Saved entries:

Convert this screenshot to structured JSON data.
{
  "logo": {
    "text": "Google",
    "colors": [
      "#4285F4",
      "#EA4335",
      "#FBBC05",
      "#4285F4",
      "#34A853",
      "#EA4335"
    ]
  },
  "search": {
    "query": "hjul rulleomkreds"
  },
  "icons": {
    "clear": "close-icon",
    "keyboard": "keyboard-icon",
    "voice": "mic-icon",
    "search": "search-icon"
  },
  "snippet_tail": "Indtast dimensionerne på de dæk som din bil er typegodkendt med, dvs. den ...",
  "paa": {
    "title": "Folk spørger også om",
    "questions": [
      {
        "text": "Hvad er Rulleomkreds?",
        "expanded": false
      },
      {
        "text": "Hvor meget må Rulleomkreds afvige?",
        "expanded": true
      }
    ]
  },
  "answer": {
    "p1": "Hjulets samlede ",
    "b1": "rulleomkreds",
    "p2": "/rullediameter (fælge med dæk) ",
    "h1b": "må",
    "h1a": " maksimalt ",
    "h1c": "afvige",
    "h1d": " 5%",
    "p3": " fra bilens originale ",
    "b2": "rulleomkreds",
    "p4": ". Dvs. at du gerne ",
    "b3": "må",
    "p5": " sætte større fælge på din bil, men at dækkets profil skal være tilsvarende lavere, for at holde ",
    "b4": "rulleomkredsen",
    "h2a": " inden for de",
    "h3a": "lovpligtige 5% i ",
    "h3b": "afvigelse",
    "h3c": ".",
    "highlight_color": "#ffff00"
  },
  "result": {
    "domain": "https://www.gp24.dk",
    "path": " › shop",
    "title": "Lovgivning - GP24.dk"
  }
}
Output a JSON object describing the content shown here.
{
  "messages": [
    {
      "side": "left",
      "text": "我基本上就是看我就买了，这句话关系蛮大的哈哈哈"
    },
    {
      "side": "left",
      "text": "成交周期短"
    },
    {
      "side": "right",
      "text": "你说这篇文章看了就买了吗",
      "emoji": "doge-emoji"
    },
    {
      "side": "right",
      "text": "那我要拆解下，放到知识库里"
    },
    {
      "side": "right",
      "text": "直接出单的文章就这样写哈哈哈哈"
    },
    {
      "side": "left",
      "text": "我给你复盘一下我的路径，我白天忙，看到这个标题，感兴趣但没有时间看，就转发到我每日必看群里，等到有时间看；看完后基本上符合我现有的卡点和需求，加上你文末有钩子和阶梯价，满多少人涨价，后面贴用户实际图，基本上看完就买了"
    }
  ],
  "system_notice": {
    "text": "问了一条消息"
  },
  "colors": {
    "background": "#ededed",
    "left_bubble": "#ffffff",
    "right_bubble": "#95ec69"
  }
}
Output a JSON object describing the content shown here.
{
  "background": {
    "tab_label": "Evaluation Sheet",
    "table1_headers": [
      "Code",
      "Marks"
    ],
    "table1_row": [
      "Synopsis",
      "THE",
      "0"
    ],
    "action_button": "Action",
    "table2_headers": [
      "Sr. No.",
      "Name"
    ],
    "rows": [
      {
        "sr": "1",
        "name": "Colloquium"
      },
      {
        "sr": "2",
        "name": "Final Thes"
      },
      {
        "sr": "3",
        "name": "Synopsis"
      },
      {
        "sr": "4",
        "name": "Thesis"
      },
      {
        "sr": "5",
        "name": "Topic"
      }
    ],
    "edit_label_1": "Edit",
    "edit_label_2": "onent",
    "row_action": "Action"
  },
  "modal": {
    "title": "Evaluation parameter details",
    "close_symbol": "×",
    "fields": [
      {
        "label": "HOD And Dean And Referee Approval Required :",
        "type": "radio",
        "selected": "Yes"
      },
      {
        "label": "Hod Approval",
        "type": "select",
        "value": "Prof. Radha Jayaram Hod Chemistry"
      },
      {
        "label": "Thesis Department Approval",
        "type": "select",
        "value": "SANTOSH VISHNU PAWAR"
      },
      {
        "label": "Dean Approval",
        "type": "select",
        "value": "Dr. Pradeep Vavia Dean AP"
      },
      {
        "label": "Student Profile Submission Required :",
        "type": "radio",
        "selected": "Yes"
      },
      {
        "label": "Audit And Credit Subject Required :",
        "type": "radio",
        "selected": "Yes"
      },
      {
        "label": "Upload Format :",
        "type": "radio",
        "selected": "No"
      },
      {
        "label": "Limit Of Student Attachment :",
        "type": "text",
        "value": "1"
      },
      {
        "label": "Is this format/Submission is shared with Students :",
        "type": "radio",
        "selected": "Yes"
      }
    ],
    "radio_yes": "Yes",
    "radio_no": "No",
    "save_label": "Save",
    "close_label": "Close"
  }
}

• TASK TO CARRY OUT: Every entry in the listing must be retyped exactly.

• EXERCISE RESPONSE:
Convert this screenshot to structured JSON data.
{
  "logo": {
    "text": "Google",
    "colors": [
      "#4285F4",
      "#EA4335",
      "#FBBC05",
      "#4285F4",
      "#34A853",
      "#EA4335"
    ]
  },
  "search": {
    "query": "hjul rulleomkreds"
  },
  "icons": {
    "clear": "close-icon",
    "keyboard": "keyboard-icon",
    "voice": "mic-icon",
    "search": "search-icon"
  },
  "snippet_tail": "Indtast dimensionerne på de dæk som din bil er typegodkendt med, dvs. den ...",
  "paa": {
    "title": "Folk spørger også om",
    "questions": [
      {
        "text": "Hvad er Rulleomkreds?",
        "expanded": false
      },
      {
        "text": "Hvor meget må Rulleomkreds afvige?",
        "expanded": true
      }
    ]
  },
  "answer": {
    "p1": "Hjulets samlede ",
    "b1": "rulleomkreds",
    "p2": "/rullediameter (fælge med dæk) ",
    "h1b": "må",
    "h1a": " maksimalt ",
    "h1c": "afvige",
    "h1d": " 5%",
    "p3": " fra bilens originale ",
    "b2": "rulleomkreds",
    "p4": ". Dvs. at du gerne ",
    "b3": "må",
    "p5": " sætte større fælge på din bil, men at dækkets profil skal være tilsvarende lavere, for at holde ",
    "b4": "rulleomkredsen",
    "h2a": " inden for de",
    "h3a": "lovpligtige 5% i ",
    "h3b": "afvigelse",
    "h3c": ".",
    "highlight_color": "#ffff00"
  },
  "result": {
    "domain": "https://www.gp24.dk",
    "path": " › shop",
    "title": "Lovgivning - GP24.dk"
  }
}
Output a JSON object describing the content shown here.
{
  "messages": [
    {
      "side": "left",
      "text": "我基本上就是看我就买了，这句话关系蛮大的哈哈哈"
    },
    {
      "side": "left",
      "text": "成交周期短"
    },
    {
      "side": "right",
      "text": "你说这篇文章看了就买了吗",
      "emoji": "doge-emoji"
    },
    {
      "side": "right",
      "text": "那我要拆解下，放到知识库里"
    },
    {
      "side": "right",
      "text": "直接出单的文章就这样写哈哈哈哈"
    },
    {
      "side": "left",
      "text": "我给你复盘一下我的路径，我白天忙，看到这个标题，感兴趣但没有时间看，就转发到我每日必看群里，等到有时间看；看完后基本上符合我现有的卡点和需求，加上你文末有钩子和阶梯价，满多少人涨价，后面贴用户实际图，基本上看完就买了"
    }
  ],
  "system_notice": {
    "text": "问了一条消息"
  },
  "colors": {
    "background": "#ededed",
    "left_bubble": "#ffffff",
    "right_bubble": "#95ec69"
  }
}
Output a JSON object describing the content shown here.
{
  "background": {
    "tab_label": "Evaluation Sheet",
    "table1_headers": [
      "Code",
      "Marks"
    ],
    "table1_row": [
      "Synopsis",
      "THE",
      "0"
    ],
    "action_button": "Action",
    "table2_headers": [
      "Sr. No.",
      "Name"
    ],
    "rows": [
      {
        "sr": "1",
        "name": "Colloquium"
      },
      {
        "sr": "2",
        "name": "Final Thes"
      },
      {
        "sr": "3",
        "name": "Synopsis"
      },
      {
        "sr": "4",
        "name": "Thesis"
      },
      {
        "sr": "5",
        "name": "Topic"
      }
    ],
    "edit_label_1": "Edit",
    "edit_label_2": "onent",
    "row_action": "Action"
  },
  "modal": {
    "title": "Evaluation parameter details",
    "close_symbol": "×",
    "fields": [
      {
        "label": "HOD And Dean And Referee Approval Required :",
        "type": "radio",
        "selected": "Yes"
      },
      {
        "label": "Hod Approval",
        "type": "select",
        "value": "Prof. Radha Jayaram Hod Chemistry"
      },
      {
        "label": "Thesis Department Approval",
        "type": "select",
        "value": "SANTOSH VISHNU PAWAR"
      },
      {
        "label": "Dean Approval",
        "type": "select",
        "value": "Dr. Pradeep Vavia Dean AP"
      },
      {
        "label": "Student Profile Submission Required :",
        "type": "radio",
        "selected": "Yes"
      },
      {
        "label": "Audit And Credit Subject Required :",
        "type": "radio",
        "selected": "Yes"
      },
      {
        "label": "Upload Format :",
        "type": "radio",
        "selected": "No"
      },
      {
        "label": "Limit Of Student Attachment :",
        "type": "text",
        "value": "1"
      },
      {
        "label": "Is this format/Submission is shared with Students :",
        "type": "radio",
        "selected": "Yes"
      }
    ],
    "radio_yes": "Yes",
    "radio_no": "No",
    "save_label": "Save",
    "close_label": "Close"
  }
}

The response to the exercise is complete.